Parts of the exercise >>
A. According to the passage about autistic children and dog rescues, why do only some autistic students in Ontario public schools get educational assistant support? Answer in one to three sentences.
B. Pick up the passage about autistic children and dog rescues after its final sentence and write what comes next.

Provided passage >>
◇ ◇ ◇ ◇
Jaime Ramos, is a wife and mom from Colorado. She's married to her best friend, Isaac, and they have two kids. Her oldest is seven and autistic. She mainly writes about her a-typical parenting journey. Jaime is a blogger at Jaime Ramos Writes and co-host on the Table for Five, No Reservations Podcast. She wants to spread the word that spreading love and awareness is key to acceptance.

Share this post:

7 Comments

  1. Kirsten Piekny on March 28, 2022 at 5:22 pm

    Just wanted to explain that in Ontario Public schools, Educational assistants (like the teacher referenced by Kismutt) are only assigned to the students who have the highest safety needs. Most schools only have 1-2 EA’s per 300+ students. The schools do not have the resources to provide EA support for even 10 percent of their autistic students. It is absolutely appalling that these facts were completely disregarded by Kismutt. The only autistic students who qualify for EA support, are those with the most extreme behaviour and safety issues



  2. Christie on March 28, 2022 at 6:18 pm

    As a mom to a little girl on the spectrum I am appalled at the comments people left and misinformation spread by this individual rescue. We simply cannot allow our children to be prejudiced.
    One may as well say NO family with children or teens should be allowed to adopt based on (definitely more than) 2 cases of children that deliberately harm dogs due to sociopathic behavior or good old fashioned acts of cruelty. Why just stereotype ASD kids.
    Makes me so angry



  3. Coco on March 28, 2022 at 11:08 pm

    Most rescues simply don’t adopt out to families with any kids. There is a higher risk of a dog bite and less likely to keep the animal if something comes up. If I had kids I’d only want a purebred dog with temperament and genetic testing done anyways. Why take the higher risk of my kids being bitten.
    Let’s not forget that rescues are run by volunteers who do this out of the goodness of their heart. They might not have time to screen every applicant to see if their household would be appropriate. For every dog being adopted there is often over 50 applications. They simply go through the list and pick the ones most likely to be a success.
◇ ◇ ◇ ◇
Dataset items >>
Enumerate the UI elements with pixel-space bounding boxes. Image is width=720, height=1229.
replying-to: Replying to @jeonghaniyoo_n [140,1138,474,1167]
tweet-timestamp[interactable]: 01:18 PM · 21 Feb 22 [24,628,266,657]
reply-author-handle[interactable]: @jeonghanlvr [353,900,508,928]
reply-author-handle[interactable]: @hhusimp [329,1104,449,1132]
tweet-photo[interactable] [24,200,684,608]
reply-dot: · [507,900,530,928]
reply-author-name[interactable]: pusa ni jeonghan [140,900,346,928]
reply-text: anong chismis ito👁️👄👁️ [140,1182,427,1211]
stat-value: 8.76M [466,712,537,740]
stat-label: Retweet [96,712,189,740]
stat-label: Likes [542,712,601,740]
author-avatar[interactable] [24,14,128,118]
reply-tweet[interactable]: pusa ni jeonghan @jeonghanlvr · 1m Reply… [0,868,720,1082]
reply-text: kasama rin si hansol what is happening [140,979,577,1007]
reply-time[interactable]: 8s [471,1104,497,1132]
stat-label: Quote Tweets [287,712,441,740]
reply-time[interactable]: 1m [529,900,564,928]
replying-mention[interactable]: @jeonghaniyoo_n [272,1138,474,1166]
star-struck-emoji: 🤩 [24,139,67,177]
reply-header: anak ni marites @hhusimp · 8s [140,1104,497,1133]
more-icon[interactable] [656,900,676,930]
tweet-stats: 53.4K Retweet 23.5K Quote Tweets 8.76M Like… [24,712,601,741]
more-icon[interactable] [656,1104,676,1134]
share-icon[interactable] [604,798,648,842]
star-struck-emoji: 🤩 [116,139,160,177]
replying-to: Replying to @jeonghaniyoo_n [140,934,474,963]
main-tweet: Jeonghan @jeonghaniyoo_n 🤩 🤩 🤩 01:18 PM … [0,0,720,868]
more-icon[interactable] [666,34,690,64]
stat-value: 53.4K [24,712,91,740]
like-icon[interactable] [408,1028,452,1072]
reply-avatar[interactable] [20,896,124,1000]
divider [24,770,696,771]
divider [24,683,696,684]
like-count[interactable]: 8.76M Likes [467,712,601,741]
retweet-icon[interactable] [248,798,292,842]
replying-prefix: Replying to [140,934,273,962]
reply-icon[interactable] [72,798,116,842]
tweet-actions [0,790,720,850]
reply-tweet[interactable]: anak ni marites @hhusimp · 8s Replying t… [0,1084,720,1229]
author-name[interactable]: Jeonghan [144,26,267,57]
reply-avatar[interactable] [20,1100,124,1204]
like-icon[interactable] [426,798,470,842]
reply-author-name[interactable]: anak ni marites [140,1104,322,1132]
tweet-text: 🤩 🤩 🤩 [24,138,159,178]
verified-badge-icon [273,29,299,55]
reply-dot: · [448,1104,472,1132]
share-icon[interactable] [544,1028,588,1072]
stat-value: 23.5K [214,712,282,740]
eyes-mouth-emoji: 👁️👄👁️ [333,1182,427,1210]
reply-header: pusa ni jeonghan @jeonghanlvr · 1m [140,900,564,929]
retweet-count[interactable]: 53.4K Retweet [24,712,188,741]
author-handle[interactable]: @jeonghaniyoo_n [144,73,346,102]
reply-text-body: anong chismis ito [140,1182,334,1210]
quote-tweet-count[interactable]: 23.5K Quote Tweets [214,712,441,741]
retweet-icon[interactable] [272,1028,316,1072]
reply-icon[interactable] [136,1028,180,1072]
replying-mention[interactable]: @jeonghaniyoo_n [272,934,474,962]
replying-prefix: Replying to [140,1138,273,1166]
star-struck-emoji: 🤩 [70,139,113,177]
◇ ◇ ◇ ◇
Answer list >>
A. Ontario public schools do not have the resources to give educational assistant support to even 10 percent of their autistic students. Most schools have only one or two educational assistants for more than 300 students. As a result, these assistants are assigned only to the students with the highest safety needs.

B.
    • Sara on April 10, 2022 at 8:08 pm

      I am torn about this one because on the one hand it’s not the child’s fault that they behave this way but on the other how can we protect dogs that go into a home with someone that may abuse them inadvertently or not. We need to protect both the child from the dog (who may lash out in self defense) and the dog from the child who is acting out aggressively. I think if the child is known to act out aggressively to both people and animals then an animal shouldn’t be in the same house. For the rescue to not adopt to any autistic household is wrong, they should vet the household to make sure the autistic individual isn’t aggressive and only then make the judgement call. Because as we know not all autistic people are violent and some would benefit from the love of taking care of a pet.



  4. Karen on April 28, 2022 at 5:13 am

    I’m speechless. Truly, speechless. As a mother of an adult diagnosed with an ASD as a child and another adult child pursuing a dx now AND as a family where animal rescue was part of who we were/are, I am speechless. The dozens of dogs, cate, puppies, kittens and wildlife that has come through our homes to stay, to move on….all that time, education, broken hearts, joyful moments but not once, even for a moment, has any living thing suffered at the hand of any of my children NT, ASD or a little in between. I’m speechless. Well, I guess not as much as I thought. 🤷🏼‍♀️



    • Sam on March 12, 2023 at 5:04 pm

      These rescues are run by volunteers, and th eir priority is the dog’s health and happiness. Many people think that the interests of humans should always come first, and are offended if a rescue tries to do what is best for a dog. It is quite shocking that people are so disparaging towards a volunteer run dog rescue because they put the dogs first.



  5. Deborah Baxter on January 28, 2023 at 2:39 pm

    Well…I fear for the safety of the child. I have a nonverbal grandson who loves to catch pets. He hurts them in his excitement. My dogs are terrified of him. Ear pulling. Hair pulling. So feel how you want. Sad for the child sad for the dog. I have kept my pets he just cannot be near them.